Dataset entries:
—————

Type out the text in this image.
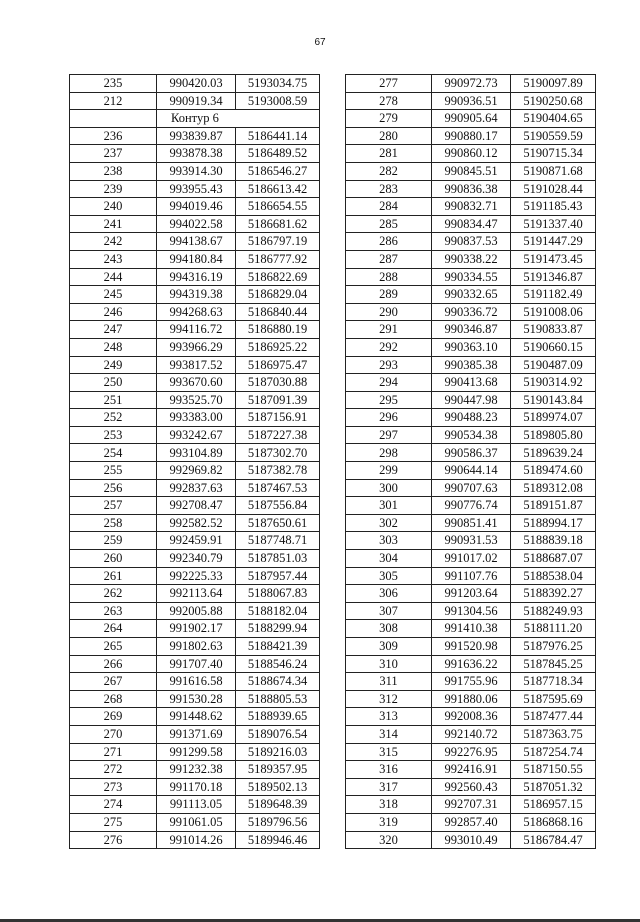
67
235	990420.03	5193034.75
212	990919.34	5193008.59
	Контур 6	
236	993839.87	5186441.14
237	993878.38	5186489.52
238	993914.30	5186546.27
239	993955.43	5186613.42
240	994019.46	5186654.55
241	994022.58	5186681.62
242	994138.67	5186797.19
243	994180.84	5186777.92
244	994316.19	5186822.69
245	994319.38	5186829.04
246	994268.63	5186840.44
247	994116.72	5186880.19
248	993966.29	5186925.22
249	993817.52	5186975.47
250	993670.60	5187030.88
251	993525.70	5187091.39
252	993383.00	5187156.91
253	993242.67	5187227.38
254	993104.89	5187302.70
255	992969.82	5187382.78
256	992837.63	5187467.53
257	992708.47	5187556.84
258	992582.52	5187650.61
259	992459.91	5187748.71
260	992340.79	5187851.03
261	992225.33	5187957.44
262	992113.64	5188067.83
263	992005.88	5188182.04
264	991902.17	5188299.94
265	991802.63	5188421.39
266	991707.40	5188546.24
267	991616.58	5188674.34
268	991530.28	5188805.53
269	991448.62	5188939.65
270	991371.69	5189076.54
271	991299.58	5189216.03
272	991232.38	5189357.95
273	991170.18	5189502.13
274	991113.05	5189648.39
275	991061.05	5189796.56
276	991014.26	5189946.46
277	990972.73	5190097.89
278	990936.51	5190250.68
279	990905.64	5190404.65
280	990880.17	5190559.59
281	990860.12	5190715.34
282	990845.51	5190871.68
283	990836.38	5191028.44
284	990832.71	5191185.43
285	990834.47	5191337.40
286	990837.53	5191447.29
287	990338.22	5191473.45
288	990334.55	5191346.87
289	990332.65	5191182.49
290	990336.72	5191008.06
291	990346.87	5190833.87
292	990363.10	5190660.15
293	990385.38	5190487.09
294	990413.68	5190314.92
295	990447.98	5190143.84
296	990488.23	5189974.07
297	990534.38	5189805.80
298	990586.37	5189639.24
299	990644.14	5189474.60
300	990707.63	5189312.08
301	990776.74	5189151.87
302	990851.41	5188994.17
303	990931.53	5188839.18
304	991017.02	5188687.07
305	991107.76	5188538.04
306	991203.64	5188392.27
307	991304.56	5188249.93
308	991410.38	5188111.20
309	991520.98	5187976.25
310	991636.22	5187845.25
311	991755.96	5187718.34
312	991880.06	5187595.69
313	992008.36	5187477.44
314	992140.72	5187363.75
315	992276.95	5187254.74
316	992416.91	5187150.55
317	992560.43	5187051.32
318	992707.31	5186957.15
319	992857.40	5186868.16
320	993010.49	5186784.47
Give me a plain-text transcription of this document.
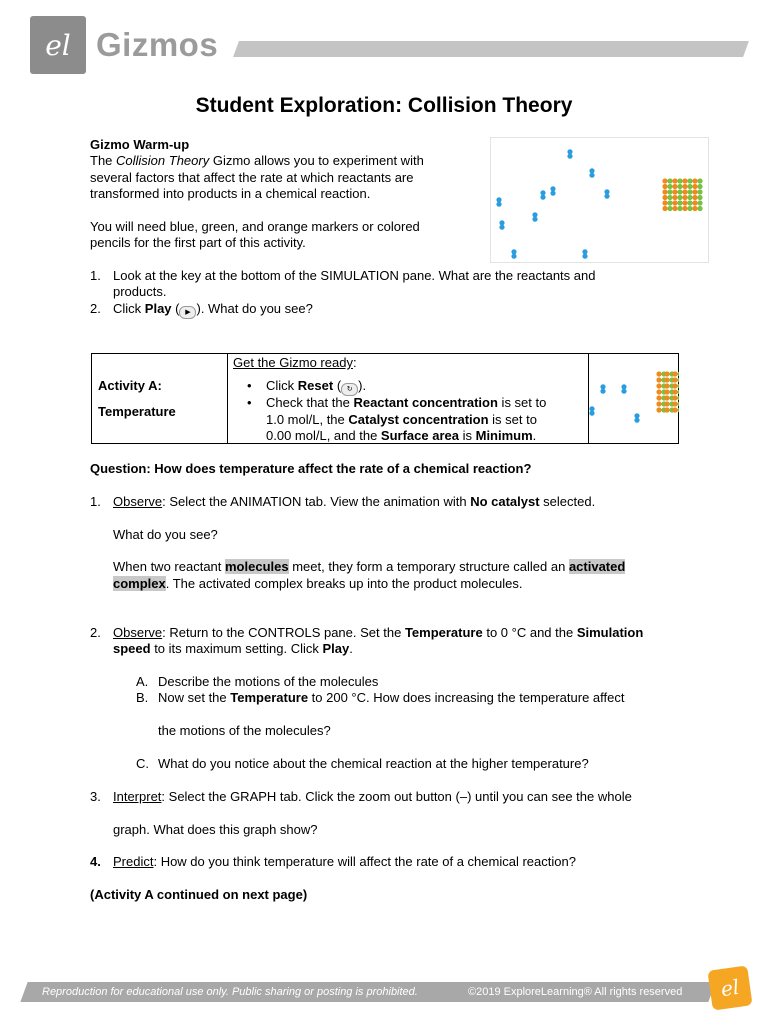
el Gizmos
Student Exploration: Collision Theory
Gizmo Warm-up
The Collision Theory Gizmo allows you to experiment with
several factors that affect the rate at which reactants are
transformed into products in a chemical reaction.
You will need blue, green, and orange markers or colored
pencils for the first part of this activity.
1. Look at the key at the bottom of the SIMULATION pane. What are the reactants and
products.
2. Click Play ( ▶ ). What do you see?
Activity A:
Temperature
Get the Gizmo ready:
• Click Reset ( ↻ ).
• Check that the Reactant concentration is set to
1.0 mol/L, the Catalyst concentration is set to
0.00 mol/L, and the Surface area is Minimum.
Question: How does temperature affect the rate of a chemical reaction?
1. Observe: Select the ANIMATION tab. View the animation with No catalyst selected.
What do you see?
When two reactant molecules meet, they form a temporary structure called an activated
complex. The activated complex breaks up into the product molecules.
2. Observe: Return to the CONTROLS pane. Set the Temperature to 0 °C and the Simulation
speed to its maximum setting. Click Play.
A. Describe the motions of the molecules
B. Now set the Temperature to 200 °C. How does increasing the temperature affect
the motions of the molecules?
C. What do you notice about the chemical reaction at the higher temperature?
3. Interpret: Select the GRAPH tab. Click the zoom out button (–) until you can see the whole
graph. What does this graph show?
4. Predict: How do you think temperature will affect the rate of a chemical reaction?
(Activity A continued on next page)
Reproduction for educational use only. Public sharing or posting is prohibited.	©2019 ExploreLearning® All rights reserved el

—————

» **WRITTEN INSTRUCTION**
What is needed is an exact reproduction of the data, pictures excluded.

» **FULL OUTPUT**
Type out the text in this image.
67
235	990420.03	5193034.75
212	990919.34	5193008.59
	Контур 6	
236	993839.87	5186441.14
237	993878.38	5186489.52
238	993914.30	5186546.27
239	993955.43	5186613.42
240	994019.46	5186654.55
241	994022.58	5186681.62
242	994138.67	5186797.19
243	994180.84	5186777.92
244	994316.19	5186822.69
245	994319.38	5186829.04
246	994268.63	5186840.44
247	994116.72	5186880.19
248	993966.29	5186925.22
249	993817.52	5186975.47
250	993670.60	5187030.88
251	993525.70	5187091.39
252	993383.00	5187156.91
253	993242.67	5187227.38
254	993104.89	5187302.70
255	992969.82	5187382.78
256	992837.63	5187467.53
257	992708.47	5187556.84
258	992582.52	5187650.61
259	992459.91	5187748.71
260	992340.79	5187851.03
261	992225.33	5187957.44
262	992113.64	5188067.83
263	992005.88	5188182.04
264	991902.17	5188299.94
265	991802.63	5188421.39
266	991707.40	5188546.24
267	991616.58	5188674.34
268	991530.28	5188805.53
269	991448.62	5188939.65
270	991371.69	5189076.54
271	991299.58	5189216.03
272	991232.38	5189357.95
273	991170.18	5189502.13
274	991113.05	5189648.39
275	991061.05	5189796.56
276	991014.26	5189946.46
277	990972.73	5190097.89
278	990936.51	5190250.68
279	990905.64	5190404.65
280	990880.17	5190559.59
281	990860.12	5190715.34
282	990845.51	5190871.68
283	990836.38	5191028.44
284	990832.71	5191185.43
285	990834.47	5191337.40
286	990837.53	5191447.29
287	990338.22	5191473.45
288	990334.55	5191346.87
289	990332.65	5191182.49
290	990336.72	5191008.06
291	990346.87	5190833.87
292	990363.10	5190660.15
293	990385.38	5190487.09
294	990413.68	5190314.92
295	990447.98	5190143.84
296	990488.23	5189974.07
297	990534.38	5189805.80
298	990586.37	5189639.24
299	990644.14	5189474.60
300	990707.63	5189312.08
301	990776.74	5189151.87
302	990851.41	5188994.17
303	990931.53	5188839.18
304	991017.02	5188687.07
305	991107.76	5188538.04
306	991203.64	5188392.27
307	991304.56	5188249.93
308	991410.38	5188111.20
309	991520.98	5187976.25
310	991636.22	5187845.25
311	991755.96	5187718.34
312	991880.06	5187595.69
313	992008.36	5187477.44
314	992140.72	5187363.75
315	992276.95	5187254.74
316	992416.91	5187150.55
317	992560.43	5187051.32
318	992707.31	5186957.15
319	992857.40	5186868.16
320	993010.49	5186784.47
Give me a plain-text transcription of this document.
el Gizmos
Student Exploration: Collision Theory
Gizmo Warm-up
The Collision Theory Gizmo allows you to experiment with
several factors that affect the rate at which reactants are
transformed into products in a chemical reaction.
You will need blue, green, and orange markers or colored
pencils for the first part of this activity.
1. Look at the key at the bottom of the SIMULATION pane. What are the reactants and
products.
2. Click Play ( ▶ ). What do you see?
Activity A:
Temperature
Get the Gizmo ready:
• Click Reset ( ↻ ).
• Check that the Reactant concentration is set to
1.0 mol/L, the Catalyst concentration is set to
0.00 mol/L, and the Surface area is Minimum.
Question: How does temperature affect the rate of a chemical reaction?
1. Observe: Select the ANIMATION tab. View the animation with No catalyst selected.
What do you see?
When two reactant molecules meet, they form a temporary structure called an activated
complex. The activated complex breaks up into the product molecules.
2. Observe: Return to the CONTROLS pane. Set the Temperature to 0 °C and the Simulation
speed to its maximum setting. Click Play.
A. Describe the motions of the molecules
B. Now set the Temperature to 200 °C. How does increasing the temperature affect
the motions of the molecules?
C. What do you notice about the chemical reaction at the higher temperature?
3. Interpret: Select the GRAPH tab. Click the zoom out button (–) until you can see the whole
graph. What does this graph show?
4. Predict: How do you think temperature will affect the rate of a chemical reaction?
(Activity A continued on next page)
Reproduction for educational use only. Public sharing or posting is prohibited.	©2019 ExploreLearning® All rights reserved el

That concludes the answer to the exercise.